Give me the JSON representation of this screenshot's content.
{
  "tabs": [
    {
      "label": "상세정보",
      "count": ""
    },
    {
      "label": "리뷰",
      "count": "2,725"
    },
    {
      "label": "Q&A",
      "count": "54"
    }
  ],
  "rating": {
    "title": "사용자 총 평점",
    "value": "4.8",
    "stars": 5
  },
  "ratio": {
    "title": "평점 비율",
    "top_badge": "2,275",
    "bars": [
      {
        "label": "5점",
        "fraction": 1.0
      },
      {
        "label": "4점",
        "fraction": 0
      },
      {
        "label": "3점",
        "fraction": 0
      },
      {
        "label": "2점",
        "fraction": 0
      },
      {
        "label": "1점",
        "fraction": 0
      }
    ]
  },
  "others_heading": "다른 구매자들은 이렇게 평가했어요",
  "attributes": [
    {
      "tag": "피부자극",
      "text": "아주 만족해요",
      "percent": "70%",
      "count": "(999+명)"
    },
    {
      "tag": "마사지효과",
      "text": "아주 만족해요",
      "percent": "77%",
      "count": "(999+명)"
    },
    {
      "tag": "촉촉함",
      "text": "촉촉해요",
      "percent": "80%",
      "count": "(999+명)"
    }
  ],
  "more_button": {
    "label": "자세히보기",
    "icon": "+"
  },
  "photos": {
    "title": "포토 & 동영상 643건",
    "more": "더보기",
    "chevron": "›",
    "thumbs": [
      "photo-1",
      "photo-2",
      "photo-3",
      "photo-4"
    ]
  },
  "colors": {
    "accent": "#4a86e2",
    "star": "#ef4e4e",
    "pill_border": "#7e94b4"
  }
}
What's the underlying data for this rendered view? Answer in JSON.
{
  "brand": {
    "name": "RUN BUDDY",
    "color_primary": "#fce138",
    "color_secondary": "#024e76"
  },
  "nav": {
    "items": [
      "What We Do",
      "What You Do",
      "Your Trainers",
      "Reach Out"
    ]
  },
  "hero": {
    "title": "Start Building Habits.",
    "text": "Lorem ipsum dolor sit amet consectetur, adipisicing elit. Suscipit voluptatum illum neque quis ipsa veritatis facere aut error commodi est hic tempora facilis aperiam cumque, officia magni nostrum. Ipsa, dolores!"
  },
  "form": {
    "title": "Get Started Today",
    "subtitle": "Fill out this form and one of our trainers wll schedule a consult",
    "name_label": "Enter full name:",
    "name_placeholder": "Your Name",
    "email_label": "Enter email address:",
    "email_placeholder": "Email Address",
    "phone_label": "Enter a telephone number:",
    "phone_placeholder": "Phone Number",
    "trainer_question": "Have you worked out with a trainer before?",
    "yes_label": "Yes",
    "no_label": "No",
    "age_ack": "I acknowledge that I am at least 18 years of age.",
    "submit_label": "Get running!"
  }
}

=====

Problem description
Copy out each line exactly as written.

Correct output
Give me the JSON representation of this screenshot's content.
{
  "tabs": [
    {
      "label": "상세정보",
      "count": ""
    },
    {
      "label": "리뷰",
      "count": "2,725"
    },
    {
      "label": "Q&A",
      "count": "54"
    }
  ],
  "rating": {
    "title": "사용자 총 평점",
    "value": "4.8",
    "stars": 5
  },
  "ratio": {
    "title": "평점 비율",
    "top_badge": "2,275",
    "bars": [
      {
        "label": "5점",
        "fraction": 1.0
      },
      {
        "label": "4점",
        "fraction": 0
      },
      {
        "label": "3점",
        "fraction": 0
      },
      {
        "label": "2점",
        "fraction": 0
      },
      {
        "label": "1점",
        "fraction": 0
      }
    ]
  },
  "others_heading": "다른 구매자들은 이렇게 평가했어요",
  "attributes": [
    {
      "tag": "피부자극",
      "text": "아주 만족해요",
      "percent": "70%",
      "count": "(999+명)"
    },
    {
      "tag": "마사지효과",
      "text": "아주 만족해요",
      "percent": "77%",
      "count": "(999+명)"
    },
    {
      "tag": "촉촉함",
      "text": "촉촉해요",
      "percent": "80%",
      "count": "(999+명)"
    }
  ],
  "more_button": {
    "label": "자세히보기",
    "icon": "+"
  },
  "photos": {
    "title": "포토 & 동영상 643건",
    "more": "더보기",
    "chevron": "›",
    "thumbs": [
      "photo-1",
      "photo-2",
      "photo-3",
      "photo-4"
    ]
  },
  "colors": {
    "accent": "#4a86e2",
    "star": "#ef4e4e",
    "pill_border": "#7e94b4"
  }
}
What's the underlying data for this rendered view? Answer in JSON.
{
  "brand": {
    "name": "RUN BUDDY",
    "color_primary": "#fce138",
    "color_secondary": "#024e76"
  },
  "nav": {
    "items": [
      "What We Do",
      "What You Do",
      "Your Trainers",
      "Reach Out"
    ]
  },
  "hero": {
    "title": "Start Building Habits.",
    "text": "Lorem ipsum dolor sit amet consectetur, adipisicing elit. Suscipit voluptatum illum neque quis ipsa veritatis facere aut error commodi est hic tempora facilis aperiam cumque, officia magni nostrum. Ipsa, dolores!"
  },
  "form": {
    "title": "Get Started Today",
    "subtitle": "Fill out this form and one of our trainers wll schedule a consult",
    "name_label": "Enter full name:",
    "name_placeholder": "Your Name",
    "email_label": "Enter email address:",
    "email_placeholder": "Email Address",
    "phone_label": "Enter a telephone number:",
    "phone_placeholder": "Phone Number",
    "trainer_question": "Have you worked out with a trainer before?",
    "yes_label": "Yes",
    "no_label": "No",
    "age_ack": "I acknowledge that I am at least 18 years of age.",
    "submit_label": "Get running!"
  }
}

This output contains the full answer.